» **REQUEST**
Faithfully return all lines, omitting every embedded picture.

» **DATA TO USE**
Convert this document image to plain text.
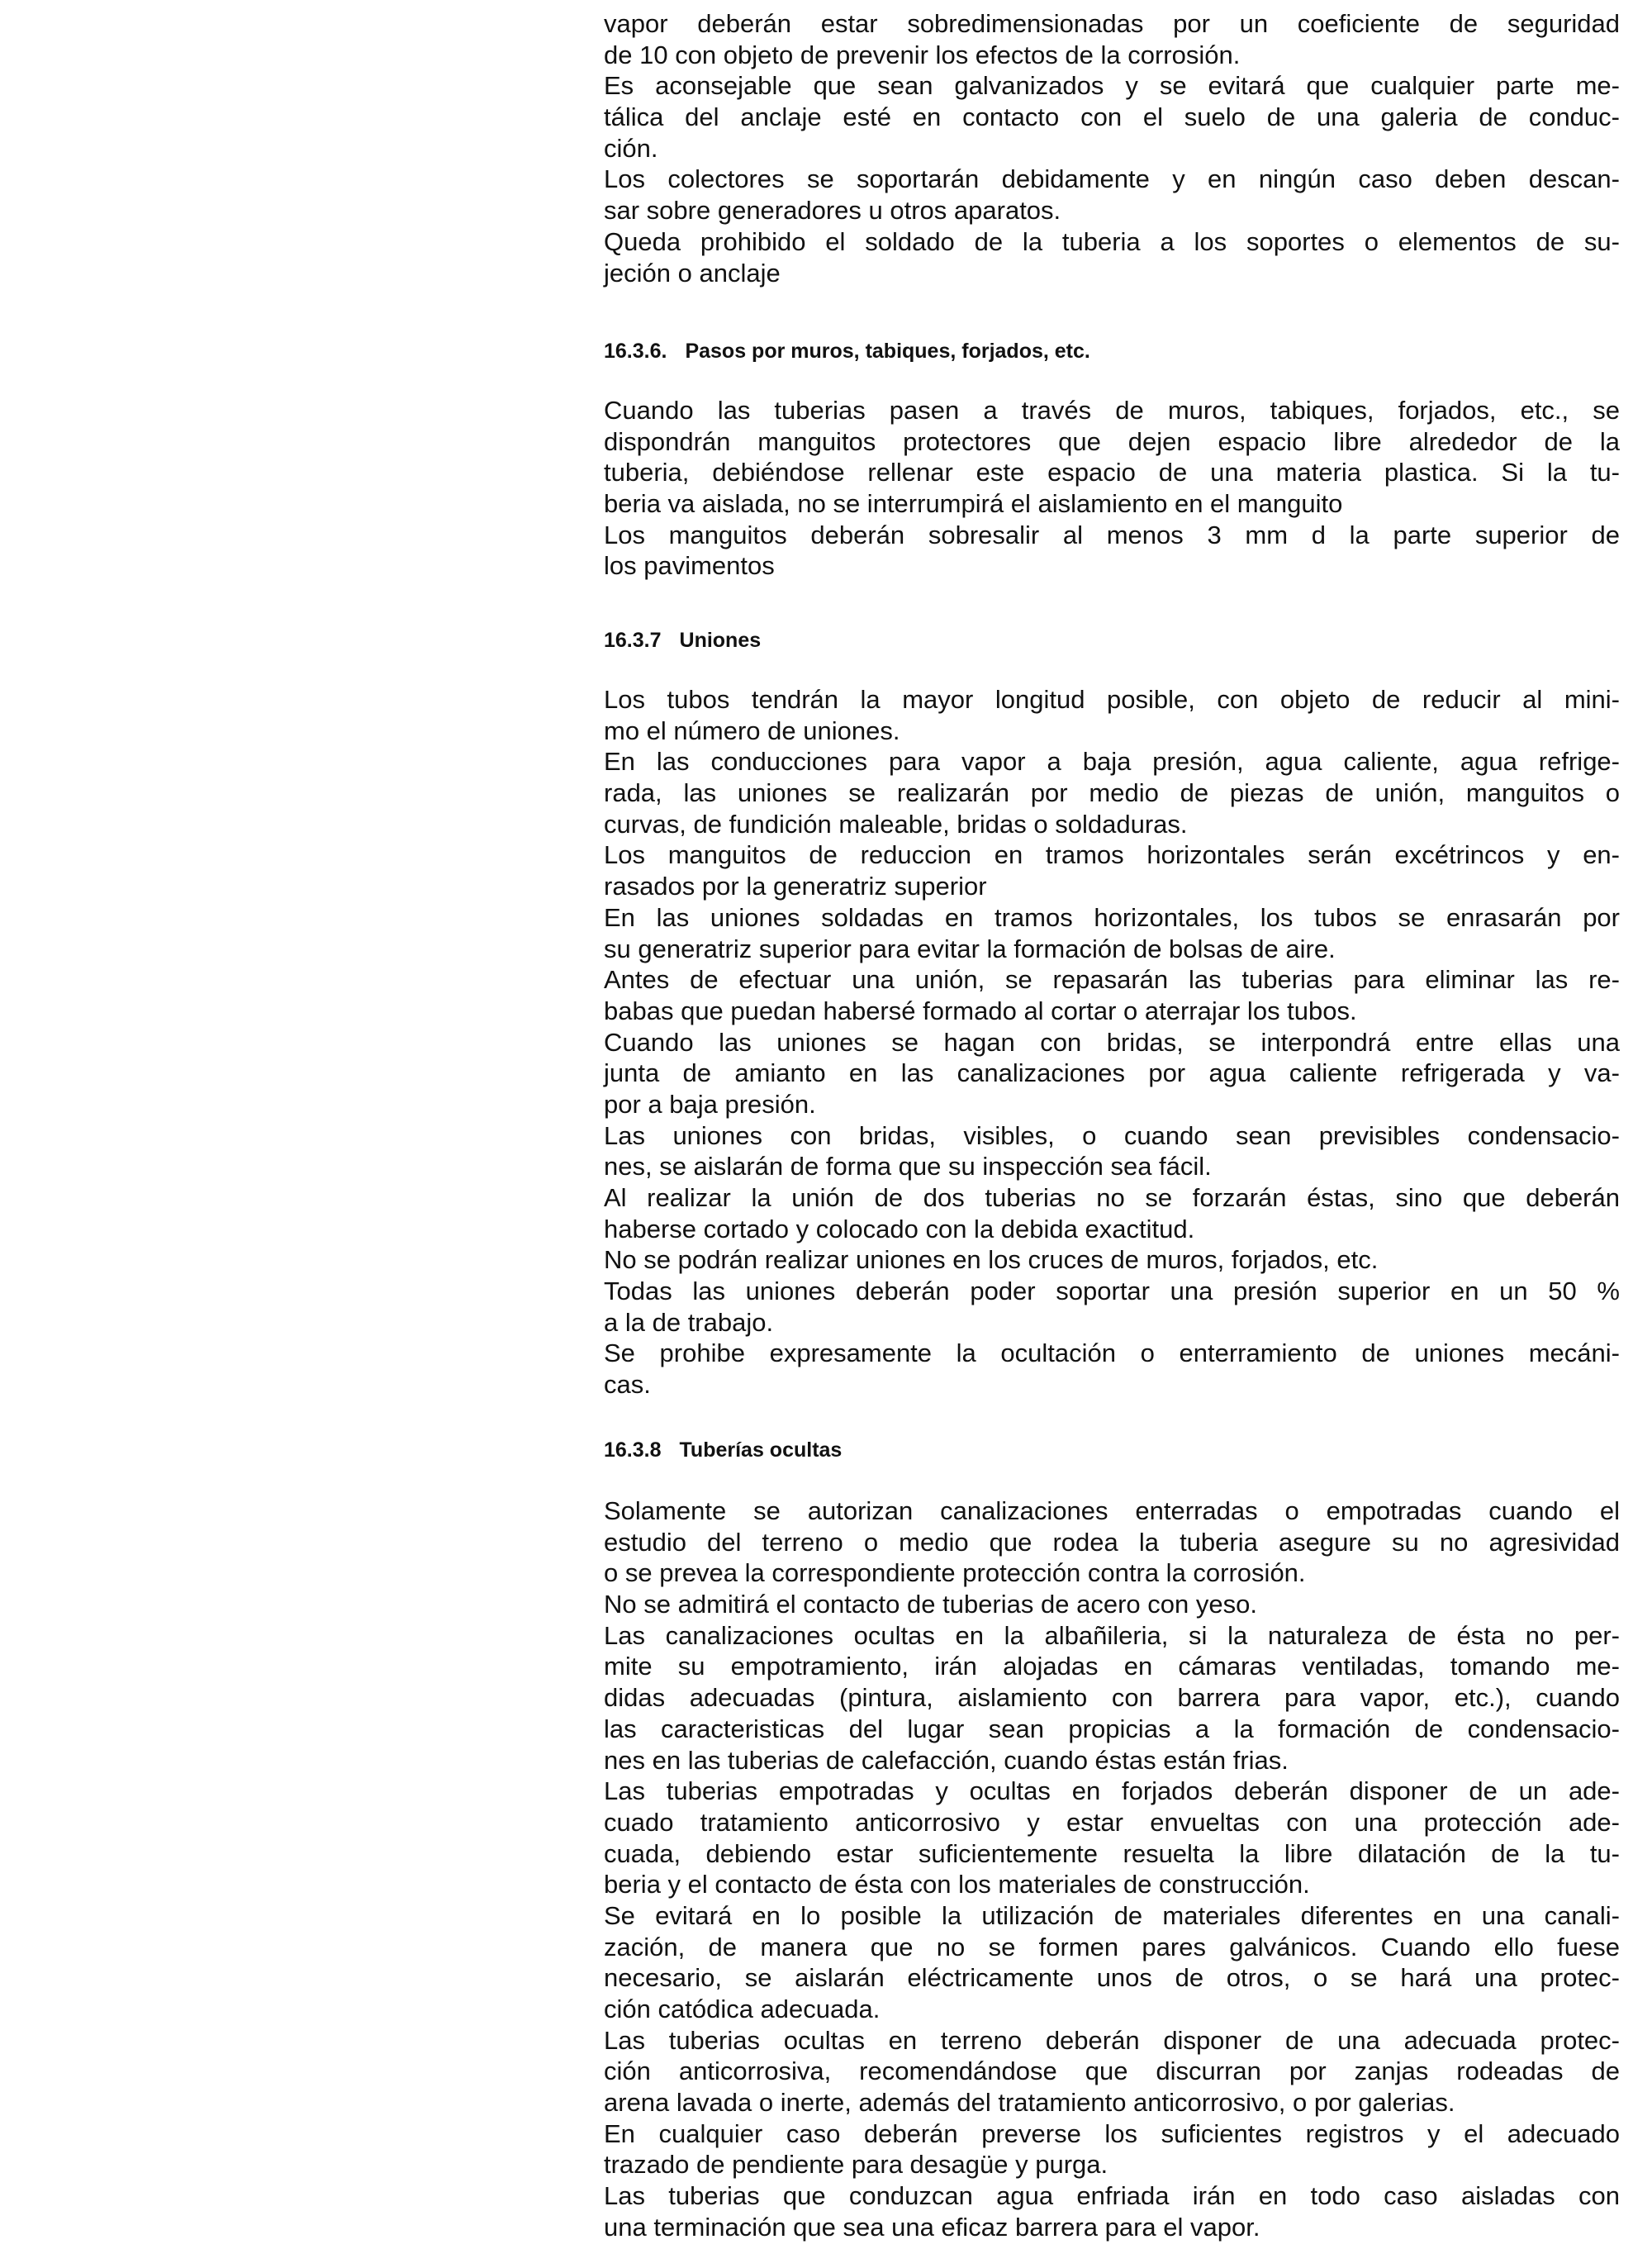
vapor deberán estar sobredimensionadas por un coeficiente de seguridad
de 10 con objeto de prevenir los efectos de la corrosión.
Es aconsejable que sean galvanizados y se evitará que cualquier parte me-
tálica del anclaje esté en contacto con el suelo de una galeria de conduc-
ción.
Los colectores se soportarán debidamente y en ningún caso deben descan-
sar sobre generadores u otros aparatos.
Queda prohibido el soldado de la tuberia a los soportes o elementos de su-
jeción o anclaje
16.3.6. Pasos por muros, tabiques, forjados, etc.
Cuando las tuberias pasen a través de muros, tabiques, forjados, etc., se
dispondrán manguitos protectores que dejen espacio libre alrededor de la
tuberia, debiéndose rellenar este espacio de una materia plastica. Si la tu-
beria va aislada, no se interrumpirá el aislamiento en el manguito
Los manguitos deberán sobresalir al menos 3 mm d la parte superior de
los pavimentos
16.3.7 Uniones
Los tubos tendrán la mayor longitud posible, con objeto de reducir al mini-
mo el número de uniones.
En las conducciones para vapor a baja presión, agua caliente, agua refrige-
rada, las uniones se realizarán por medio de piezas de unión, manguitos o
curvas, de fundición maleable, bridas o soldaduras.
Los manguitos de reduccion en tramos horizontales serán excétrincos y en-
rasados por la generatriz superior
En las uniones soldadas en tramos horizontales, los tubos se enrasarán por
su generatriz superior para evitar la formación de bolsas de aire.
Antes de efectuar una unión, se repasarán las tuberias para eliminar las re-
babas que puedan habersé formado al cortar o aterrajar los tubos.
Cuando las uniones se hagan con bridas, se interpondrá entre ellas una
junta de amianto en las canalizaciones por agua caliente refrigerada y va-
por a baja presión.
Las uniones con bridas, visibles, o cuando sean previsibles condensacio-
nes, se aislarán de forma que su inspección sea fácil.
Al realizar la unión de dos tuberias no se forzarán éstas, sino que deberán
haberse cortado y colocado con la debida exactitud.
No se podrán realizar uniones en los cruces de muros, forjados, etc.
Todas las uniones deberán poder soportar una presión superior en un 50 %
a la de trabajo.
Se prohibe expresamente la ocultación o enterramiento de uniones mecáni-
cas.
16.3.8 Tuberías ocultas
Solamente se autorizan canalizaciones enterradas o empotradas cuando el
estudio del terreno o medio que rodea la tuberia asegure su no agresividad
o se prevea la correspondiente protección contra la corrosión.
No se admitirá el contacto de tuberias de acero con yeso.
Las canalizaciones ocultas en la albañileria, si la naturaleza de ésta no per-
mite su empotramiento, irán alojadas en cámaras ventiladas, tomando me-
didas adecuadas (pintura, aislamiento con barrera para vapor, etc.), cuando
las caracteristicas del lugar sean propicias a la formación de condensacio-
nes en las tuberias de calefacción, cuando éstas están frias.
Las tuberias empotradas y ocultas en forjados deberán disponer de un ade-
cuado tratamiento anticorrosivo y estar envueltas con una protección ade-
cuada, debiendo estar suficientemente resuelta la libre dilatación de la tu-
beria y el contacto de ésta con los materiales de construcción.
Se evitará en lo posible la utilización de materiales diferentes en una canali-
zación, de manera que no se formen pares galvánicos. Cuando ello fuese
necesario, se aislarán eléctricamente unos de otros, o se hará una protec-
ción catódica adecuada.
Las tuberias ocultas en terreno deberán disponer de una adecuada protec-
ción anticorrosiva, recomendándose que discurran por zanjas rodeadas de
arena lavada o inerte, además del tratamiento anticorrosivo, o por galerias.
En cualquier caso deberán preverse los suficientes registros y el adecuado
trazado de pendiente para desagüe y purga.
Las tuberias que conduzcan agua enfriada irán en todo caso aisladas con
una terminación que sea una eficaz barrera para el vapor.
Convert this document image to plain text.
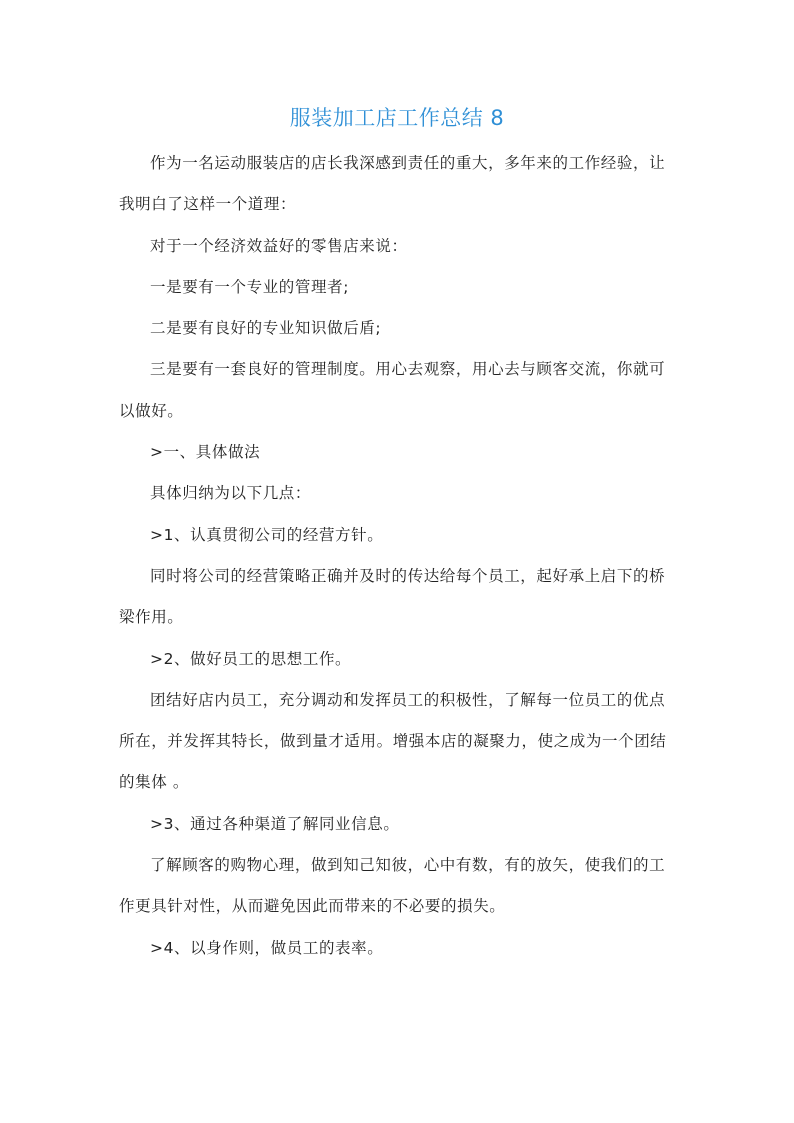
服装加工店工作总结 8

作为一名运动服装店的店长我深感到责任的重大，多年来的工作经验，让我明白了这样一个道理：

对于一个经济效益好的零售店来说：

一是要有一个专业的管理者;

二是要有良好的专业知识做后盾;

三是要有一套良好的管理制度。用心去观察，用心去与顾客交流，你就可以做好。

>一、具体做法

具体归纳为以下几点：

>1、认真贯彻公司的经营方针。

同时将公司的经营策略正确并及时的传达给每个员工，起好承上启下的桥梁作用。

>2、做好员工的思想工作。

团结好店内员工，充分调动和发挥员工的积极性，了解每一位员工的优点所在，并发挥其特长，做到量才适用。增强本店的凝聚力，使之成为一个团结的集体 。

>3、通过各种渠道了解同业信息。

了解顾客的购物心理，做到知己知彼，心中有数，有的放矢，使我们的工作更具针对性，从而避免因此而带来的不必要的损失。

>4、以身作则，做员工的表率。
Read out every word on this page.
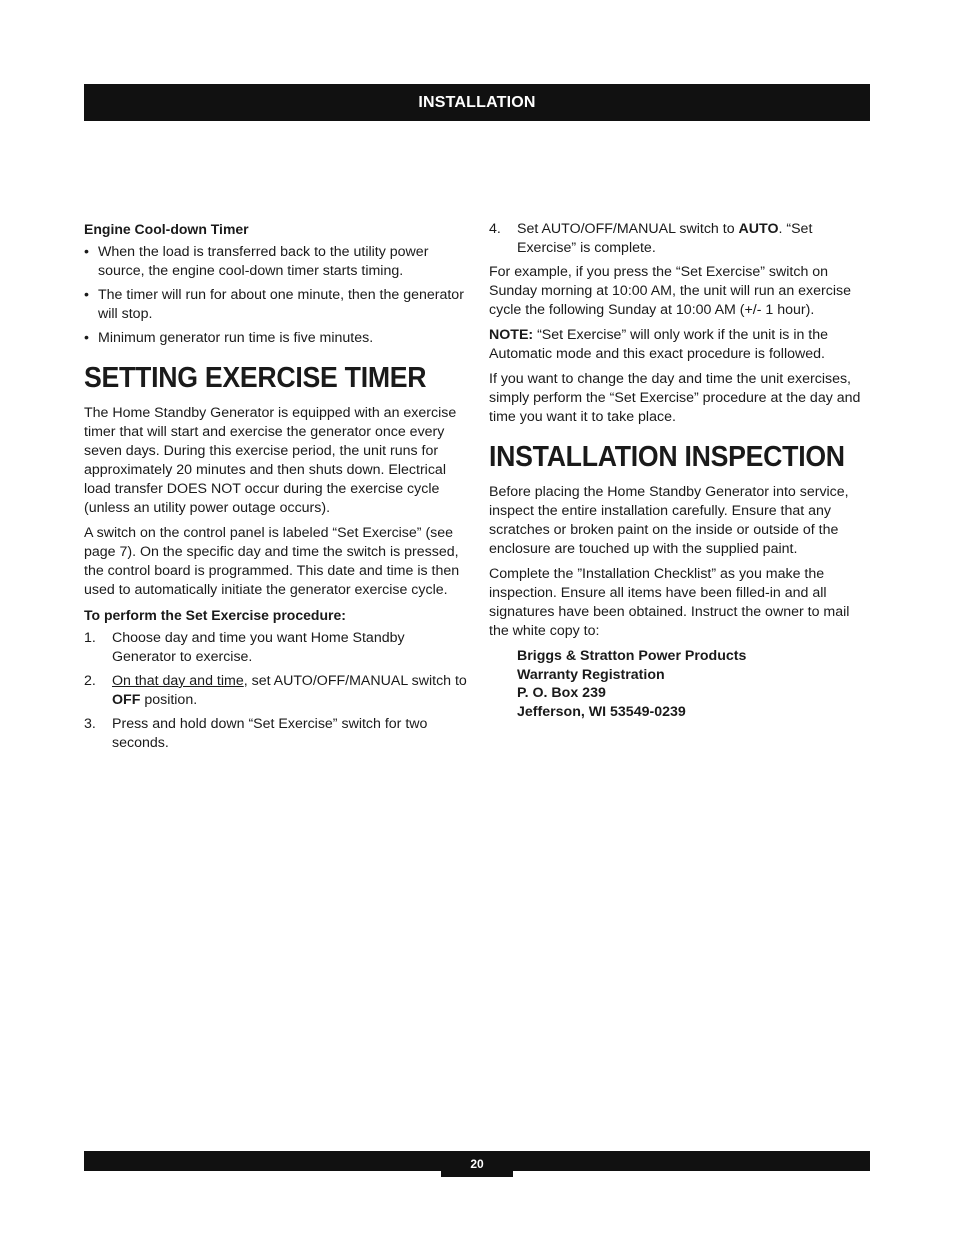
INSTALLATION
Engine Cool-down Timer
• When the load is transferred back to the utility power source, the engine cool-down timer starts timing.
• The timer will run for about one minute, then the generator will stop.
• Minimum generator run time is five minutes.
SETTING EXERCISE TIMER

The Home Standby Generator is equipped with an exercise timer that will start and exercise the generator once every seven days. During this exercise period, the unit runs for approximately 20 minutes and then shuts down. Electrical load transfer DOES NOT occur during the exercise cycle (unless an utility power outage occurs).

A switch on the control panel is labeled “Set Exercise” (see page 7). On the specific day and time the switch is pressed, the control board is programmed. This date and time is then used to automatically initiate the generator exercise cycle.

To perform the Set Exercise procedure:
1.	Choose day and time you want Home Standby Generator to exercise.
2.	On that day and time, set AUTO/OFF/MANUAL switch to OFF position.
3.	Press and hold down “Set Exercise” switch for two seconds.
4.	Set AUTO/OFF/MANUAL switch to AUTO. “Set Exercise” is complete.

For example, if you press the “Set Exercise” switch on Sunday morning at 10:00 AM, the unit will run an exercise cycle the following Sunday at 10:00 AM (+/- 1 hour).

NOTE: “Set Exercise” will only work if the unit is in the Automatic mode and this exact procedure is followed.

If you want to change the day and time the unit exercises, simply perform the “Set Exercise” procedure at the day and time you want it to take place.

INSTALLATION INSPECTION

Before placing the Home Standby Generator into service, inspect the entire installation carefully. Ensure that any scratches or broken paint on the inside or outside of the enclosure are touched up with the supplied paint.

Complete the ”Installation Checklist” as you make the inspection. Ensure all items have been filled-in and all signatures have been obtained. Instruct the owner to mail the white copy to:

Briggs & Stratton Power Products
Warranty Registration
P. O. Box 239
Jefferson, WI 53549-0239
20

» **COMPLETE OUTPUT**
Convert this document image to plain text.
vapor deberán estar sobredimensionadas por un coeficiente de seguridad
de 10 con objeto de prevenir los efectos de la corrosión.
Es aconsejable que sean galvanizados y se evitará que cualquier parte me-
tálica del anclaje esté en contacto con el suelo de una galeria de conduc-
ción.
Los colectores se soportarán debidamente y en ningún caso deben descan-
sar sobre generadores u otros aparatos.
Queda prohibido el soldado de la tuberia a los soportes o elementos de su-
jeción o anclaje
16.3.6. Pasos por muros, tabiques, forjados, etc.
Cuando las tuberias pasen a través de muros, tabiques, forjados, etc., se
dispondrán manguitos protectores que dejen espacio libre alrededor de la
tuberia, debiéndose rellenar este espacio de una materia plastica. Si la tu-
beria va aislada, no se interrumpirá el aislamiento en el manguito
Los manguitos deberán sobresalir al menos 3 mm d la parte superior de
los pavimentos
16.3.7 Uniones
Los tubos tendrán la mayor longitud posible, con objeto de reducir al mini-
mo el número de uniones.
En las conducciones para vapor a baja presión, agua caliente, agua refrige-
rada, las uniones se realizarán por medio de piezas de unión, manguitos o
curvas, de fundición maleable, bridas o soldaduras.
Los manguitos de reduccion en tramos horizontales serán excétrincos y en-
rasados por la generatriz superior
En las uniones soldadas en tramos horizontales, los tubos se enrasarán por
su generatriz superior para evitar la formación de bolsas de aire.
Antes de efectuar una unión, se repasarán las tuberias para eliminar las re-
babas que puedan habersé formado al cortar o aterrajar los tubos.
Cuando las uniones se hagan con bridas, se interpondrá entre ellas una
junta de amianto en las canalizaciones por agua caliente refrigerada y va-
por a baja presión.
Las uniones con bridas, visibles, o cuando sean previsibles condensacio-
nes, se aislarán de forma que su inspección sea fácil.
Al realizar la unión de dos tuberias no se forzarán éstas, sino que deberán
haberse cortado y colocado con la debida exactitud.
No se podrán realizar uniones en los cruces de muros, forjados, etc.
Todas las uniones deberán poder soportar una presión superior en un 50 %
a la de trabajo.
Se prohibe expresamente la ocultación o enterramiento de uniones mecáni-
cas.
16.3.8 Tuberías ocultas
Solamente se autorizan canalizaciones enterradas o empotradas cuando el
estudio del terreno o medio que rodea la tuberia asegure su no agresividad
o se prevea la correspondiente protección contra la corrosión.
No se admitirá el contacto de tuberias de acero con yeso.
Las canalizaciones ocultas en la albañileria, si la naturaleza de ésta no per-
mite su empotramiento, irán alojadas en cámaras ventiladas, tomando me-
didas adecuadas (pintura, aislamiento con barrera para vapor, etc.), cuando
las caracteristicas del lugar sean propicias a la formación de condensacio-
nes en las tuberias de calefacción, cuando éstas están frias.
Las tuberias empotradas y ocultas en forjados deberán disponer de un ade-
cuado tratamiento anticorrosivo y estar envueltas con una protección ade-
cuada, debiendo estar suficientemente resuelta la libre dilatación de la tu-
beria y el contacto de ésta con los materiales de construcción.
Se evitará en lo posible la utilización de materiales diferentes en una canali-
zación, de manera que no se formen pares galvánicos. Cuando ello fuese
necesario, se aislarán eléctricamente unos de otros, o se hará una protec-
ción catódica adecuada.
Las tuberias ocultas en terreno deberán disponer de una adecuada protec-
ción anticorrosiva, recomendándose que discurran por zanjas rodeadas de
arena lavada o inerte, además del tratamiento anticorrosivo, o por galerias.
En cualquier caso deberán preverse los suficientes registros y el adecuado
trazado de pendiente para desagüe y purga.
Las tuberias que conduzcan agua enfriada irán en todo caso aisladas con
una terminación que sea una eficaz barrera para el vapor.
Convert this document image to plain text.
服装加工店工作总结 8

作为一名运动服装店的店长我深感到责任的重大，多年来的工作经验，让我明白了这样一个道理：

对于一个经济效益好的零售店来说：

一是要有一个专业的管理者;

二是要有良好的专业知识做后盾;

三是要有一套良好的管理制度。用心去观察，用心去与顾客交流，你就可以做好。

>一、具体做法

具体归纳为以下几点：

>1、认真贯彻公司的经营方针。

同时将公司的经营策略正确并及时的传达给每个员工，起好承上启下的桥梁作用。

>2、做好员工的思想工作。

团结好店内员工，充分调动和发挥员工的积极性，了解每一位员工的优点所在，并发挥其特长，做到量才适用。增强本店的凝聚力，使之成为一个团结的集体 。

>3、通过各种渠道了解同业信息。

了解顾客的购物心理，做到知己知彼，心中有数，有的放矢，使我们的工作更具针对性，从而避免因此而带来的不必要的损失。

>4、以身作则，做员工的表率。
Read out every word on this page.
INSTALLATION
Engine Cool-down Timer
• When the load is transferred back to the utility power source, the engine cool-down timer starts timing.
• The timer will run for about one minute, then the generator will stop.
• Minimum generator run time is five minutes.
SETTING EXERCISE TIMER

The Home Standby Generator is equipped with an exercise timer that will start and exercise the generator once every seven days. During this exercise period, the unit runs for approximately 20 minutes and then shuts down. Electrical load transfer DOES NOT occur during the exercise cycle (unless an utility power outage occurs).

A switch on the control panel is labeled “Set Exercise” (see page 7). On the specific day and time the switch is pressed, the control board is programmed. This date and time is then used to automatically initiate the generator exercise cycle.

To perform the Set Exercise procedure:
1.	Choose day and time you want Home Standby Generator to exercise.
2.	On that day and time, set AUTO/OFF/MANUAL switch to OFF position.
3.	Press and hold down “Set Exercise” switch for two seconds.
4.	Set AUTO/OFF/MANUAL switch to AUTO. “Set Exercise” is complete.

For example, if you press the “Set Exercise” switch on Sunday morning at 10:00 AM, the unit will run an exercise cycle the following Sunday at 10:00 AM (+/- 1 hour).

NOTE: “Set Exercise” will only work if the unit is in the Automatic mode and this exact procedure is followed.

If you want to change the day and time the unit exercises, simply perform the “Set Exercise” procedure at the day and time you want it to take place.

INSTALLATION INSPECTION

Before placing the Home Standby Generator into service, inspect the entire installation carefully. Ensure that any scratches or broken paint on the inside or outside of the enclosure are touched up with the supplied paint.

Complete the ”Installation Checklist” as you make the inspection. Ensure all items have been filled-in and all signatures have been obtained. Instruct the owner to mail the white copy to:

Briggs & Stratton Power Products
Warranty Registration
P. O. Box 239
Jefferson, WI 53549-0239
20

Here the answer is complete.